SET EXERCISE: Write each line out again exactly as written.

ENTRIES PROVIDED:
********

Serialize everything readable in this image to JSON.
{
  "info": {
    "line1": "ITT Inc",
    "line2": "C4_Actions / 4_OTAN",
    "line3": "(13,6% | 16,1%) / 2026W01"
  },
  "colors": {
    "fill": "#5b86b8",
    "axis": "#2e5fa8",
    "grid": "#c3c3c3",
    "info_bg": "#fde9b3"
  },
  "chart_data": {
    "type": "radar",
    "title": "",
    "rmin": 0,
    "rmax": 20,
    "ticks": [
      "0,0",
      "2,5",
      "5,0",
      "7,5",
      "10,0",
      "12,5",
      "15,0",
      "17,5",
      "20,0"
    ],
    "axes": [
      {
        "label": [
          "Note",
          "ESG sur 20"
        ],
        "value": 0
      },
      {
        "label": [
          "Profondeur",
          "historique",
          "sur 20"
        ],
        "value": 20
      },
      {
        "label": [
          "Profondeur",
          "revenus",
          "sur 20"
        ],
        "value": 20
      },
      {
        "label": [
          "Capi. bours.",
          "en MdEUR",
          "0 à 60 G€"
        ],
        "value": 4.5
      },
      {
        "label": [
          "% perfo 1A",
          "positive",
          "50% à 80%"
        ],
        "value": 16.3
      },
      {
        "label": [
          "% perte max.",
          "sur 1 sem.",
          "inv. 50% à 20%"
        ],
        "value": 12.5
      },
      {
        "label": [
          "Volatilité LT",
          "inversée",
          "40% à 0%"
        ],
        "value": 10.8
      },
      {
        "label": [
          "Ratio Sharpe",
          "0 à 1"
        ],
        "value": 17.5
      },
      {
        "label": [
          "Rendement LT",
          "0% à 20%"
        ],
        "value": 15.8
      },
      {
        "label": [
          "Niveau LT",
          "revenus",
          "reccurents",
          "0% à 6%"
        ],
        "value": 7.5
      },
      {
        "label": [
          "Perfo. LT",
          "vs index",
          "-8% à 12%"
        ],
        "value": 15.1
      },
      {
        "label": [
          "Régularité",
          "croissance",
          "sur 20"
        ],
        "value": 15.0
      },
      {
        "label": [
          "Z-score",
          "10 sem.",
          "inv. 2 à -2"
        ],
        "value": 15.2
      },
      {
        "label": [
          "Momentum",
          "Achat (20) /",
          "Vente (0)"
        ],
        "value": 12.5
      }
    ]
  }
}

********

SOLUTION TO THE PROBLEM:
Serialize everything readable in this image to JSON.
{
  "info": {
    "line1": "ITT Inc",
    "line2": "C4_Actions / 4_OTAN",
    "line3": "(13,6% | 16,1%) / 2026W01"
  },
  "colors": {
    "fill": "#5b86b8",
    "axis": "#2e5fa8",
    "grid": "#c3c3c3",
    "info_bg": "#fde9b3"
  },
  "chart_data": {
    "type": "radar",
    "title": "",
    "rmin": 0,
    "rmax": 20,
    "ticks": [
      "0,0",
      "2,5",
      "5,0",
      "7,5",
      "10,0",
      "12,5",
      "15,0",
      "17,5",
      "20,0"
    ],
    "axes": [
      {
        "label": [
          "Note",
          "ESG sur 20"
        ],
        "value": 0
      },
      {
        "label": [
          "Profondeur",
          "historique",
          "sur 20"
        ],
        "value": 20
      },
      {
        "label": [
          "Profondeur",
          "revenus",
          "sur 20"
        ],
        "value": 20
      },
      {
        "label": [
          "Capi. bours.",
          "en MdEUR",
          "0 à 60 G€"
        ],
        "value": 4.5
      },
      {
        "label": [
          "% perfo 1A",
          "positive",
          "50% à 80%"
        ],
        "value": 16.3
      },
      {
        "label": [
          "% perte max.",
          "sur 1 sem.",
          "inv. 50% à 20%"
        ],
        "value": 12.5
      },
      {
        "label": [
          "Volatilité LT",
          "inversée",
          "40% à 0%"
        ],
        "value": 10.8
      },
      {
        "label": [
          "Ratio Sharpe",
          "0 à 1"
        ],
        "value": 17.5
      },
      {
        "label": [
          "Rendement LT",
          "0% à 20%"
        ],
        "value": 15.8
      },
      {
        "label": [
          "Niveau LT",
          "revenus",
          "reccurents",
          "0% à 6%"
        ],
        "value": 7.5
      },
      {
        "label": [
          "Perfo. LT",
          "vs index",
          "-8% à 12%"
        ],
        "value": 15.1
      },
      {
        "label": [
          "Régularité",
          "croissance",
          "sur 20"
        ],
        "value": 15.0
      },
      {
        "label": [
          "Z-score",
          "10 sem.",
          "inv. 2 à -2"
        ],
        "value": 15.2
      },
      {
        "label": [
          "Momentum",
          "Achat (20) /",
          "Vente (0)"
        ],
        "value": 12.5
      }
    ]
  }
}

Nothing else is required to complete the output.